What this task involves ->
Count lines, not occurrences: give the number of lines holding the word "mahahalagang", and nothing besides.

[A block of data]
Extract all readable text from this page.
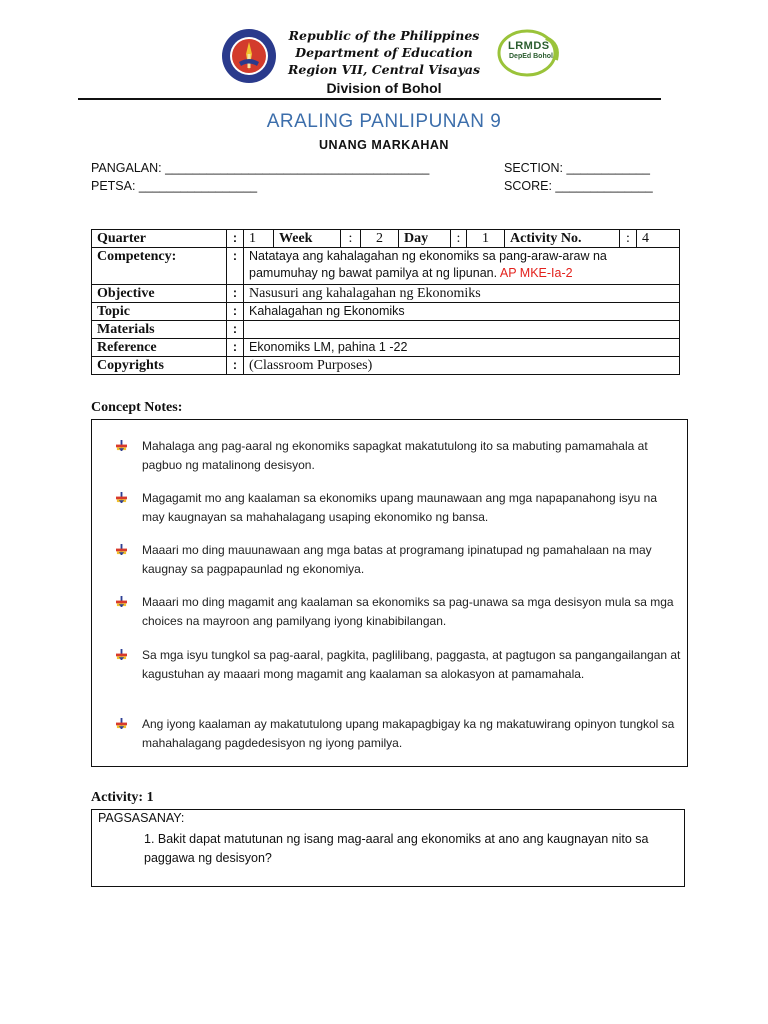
Republic of the Philippines
Department of Education
Region VII, Central Visayas
Division of Bohol
LRMDS
DepEd Bohol
ARALING PANLIPUNAN 9
UNANG MARKAHAN
PANGALAN: ______________________________________	SECTION: ____________
PETSA: _________________	SCORE: ______________
Quarter	:	1	Week	:	2	Day	:	1	Activity No.	:	4
Competency:	:	Natataya ang kahalagahan ng ekonomiks sa pang-araw-araw na pamumuhay ng bawat pamilya at ng lipunan. AP MKE-Ia-2									
Objective	:	Nasusuri ang kahalagahan ng Ekonomiks									
Topic	:	Kahalagahan ng Ekonomiks									
Materials	:										
Reference	:	Ekonomiks LM, pahina 1 -22									
Copyrights	:	(Classroom Purposes)									
Concept Notes:
Mahalaga ang pag-aaral ng ekonomiks sapagkat makatutulong ito sa mabuting pamamahala at pagbuo ng matalinong desisyon.
Magagamit mo ang kaalaman sa ekonomiks upang maunawaan ang mga napapanahong isyu na may kaugnayan sa mahahalagang usaping ekonomiko ng bansa.
Maaari mo ding mauunawaan ang mga batas at programang ipinatupad ng pamahalaan na may kaugnay sa pagpapaunlad ng ekonomiya.
Maaari mo ding magamit ang kaalaman sa ekonomiks sa pag-unawa sa mga desisyon mula sa mga choices na mayroon ang pamilyang iyong kinabibilangan.
Sa mga isyu tungkol sa pag-aaral, pagkita, paglilibang, paggasta, at pagtugon sa pangangailangan at kagustuhan ay maaari mong magamit ang kaalaman sa alokasyon at pamamahala.
Ang iyong kaalaman ay makatutulong upang makapagbigay ka ng makatuwirang opinyon tungkol sa mahahalagang pagdedesisyon ng iyong pamilya.
Activity: 1
PAGSASANAY:
1. Bakit dapat matutunan ng isang mag-aaral ang ekonomiks at ano ang kaugnayan nito sa paggawa ng desisyon?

Response below ->
2